# REQUIRED WORK
Each record below should appear again exactly as written.

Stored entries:

----------------

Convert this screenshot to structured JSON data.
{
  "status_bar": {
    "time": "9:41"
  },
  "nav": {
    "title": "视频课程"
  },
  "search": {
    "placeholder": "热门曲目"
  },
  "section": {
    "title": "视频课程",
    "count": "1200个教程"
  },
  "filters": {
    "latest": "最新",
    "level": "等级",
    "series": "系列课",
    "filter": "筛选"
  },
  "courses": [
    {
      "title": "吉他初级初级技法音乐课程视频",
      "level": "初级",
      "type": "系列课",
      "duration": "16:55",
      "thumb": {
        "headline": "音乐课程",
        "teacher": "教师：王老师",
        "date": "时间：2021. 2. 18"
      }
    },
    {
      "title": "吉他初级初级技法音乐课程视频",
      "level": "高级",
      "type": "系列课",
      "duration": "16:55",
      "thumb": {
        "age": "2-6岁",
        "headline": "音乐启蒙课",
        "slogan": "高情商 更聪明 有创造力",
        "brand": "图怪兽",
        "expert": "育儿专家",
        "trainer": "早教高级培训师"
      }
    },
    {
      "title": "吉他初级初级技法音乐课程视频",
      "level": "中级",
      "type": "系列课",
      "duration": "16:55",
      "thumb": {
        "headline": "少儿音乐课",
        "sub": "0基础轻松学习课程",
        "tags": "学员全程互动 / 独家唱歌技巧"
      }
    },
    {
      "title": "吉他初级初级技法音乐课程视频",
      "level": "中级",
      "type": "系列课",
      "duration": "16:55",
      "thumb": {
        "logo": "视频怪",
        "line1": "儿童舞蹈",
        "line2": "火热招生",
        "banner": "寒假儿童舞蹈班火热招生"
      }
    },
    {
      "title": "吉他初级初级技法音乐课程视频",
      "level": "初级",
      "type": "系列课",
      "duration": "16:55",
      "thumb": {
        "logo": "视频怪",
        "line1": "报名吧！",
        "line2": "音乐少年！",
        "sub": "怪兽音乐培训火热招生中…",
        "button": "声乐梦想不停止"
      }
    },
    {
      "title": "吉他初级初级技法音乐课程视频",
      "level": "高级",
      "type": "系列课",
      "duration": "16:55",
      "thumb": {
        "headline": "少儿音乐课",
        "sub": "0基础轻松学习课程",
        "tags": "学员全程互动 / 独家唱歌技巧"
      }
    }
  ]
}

----------------

# SOLUTION FOR THIS EXERCISE
Convert this screenshot to structured JSON data.
{
  "status_bar": {
    "time": "9:41"
  },
  "nav": {
    "title": "视频课程"
  },
  "search": {
    "placeholder": "热门曲目"
  },
  "section": {
    "title": "视频课程",
    "count": "1200个教程"
  },
  "filters": {
    "latest": "最新",
    "level": "等级",
    "series": "系列课",
    "filter": "筛选"
  },
  "courses": [
    {
      "title": "吉他初级初级技法音乐课程视频",
      "level": "初级",
      "type": "系列课",
      "duration": "16:55",
      "thumb": {
        "headline": "音乐课程",
        "teacher": "教师：王老师",
        "date": "时间：2021. 2. 18"
      }
    },
    {
      "title": "吉他初级初级技法音乐课程视频",
      "level": "高级",
      "type": "系列课",
      "duration": "16:55",
      "thumb": {
        "age": "2-6岁",
        "headline": "音乐启蒙课",
        "slogan": "高情商 更聪明 有创造力",
        "brand": "图怪兽",
        "expert": "育儿专家",
        "trainer": "早教高级培训师"
      }
    },
    {
      "title": "吉他初级初级技法音乐课程视频",
      "level": "中级",
      "type": "系列课",
      "duration": "16:55",
      "thumb": {
        "headline": "少儿音乐课",
        "sub": "0基础轻松学习课程",
        "tags": "学员全程互动 / 独家唱歌技巧"
      }
    },
    {
      "title": "吉他初级初级技法音乐课程视频",
      "level": "中级",
      "type": "系列课",
      "duration": "16:55",
      "thumb": {
        "logo": "视频怪",
        "line1": "儿童舞蹈",
        "line2": "火热招生",
        "banner": "寒假儿童舞蹈班火热招生"
      }
    },
    {
      "title": "吉他初级初级技法音乐课程视频",
      "level": "初级",
      "type": "系列课",
      "duration": "16:55",
      "thumb": {
        "logo": "视频怪",
        "line1": "报名吧！",
        "line2": "音乐少年！",
        "sub": "怪兽音乐培训火热招生中…",
        "button": "声乐梦想不停止"
      }
    },
    {
      "title": "吉他初级初级技法音乐课程视频",
      "level": "高级",
      "type": "系列课",
      "duration": "16:55",
      "thumb": {
        "headline": "少儿音乐课",
        "sub": "0基础轻松学习课程",
        "tags": "学员全程互动 / 独家唱歌技巧"
      }
    }
  ]
}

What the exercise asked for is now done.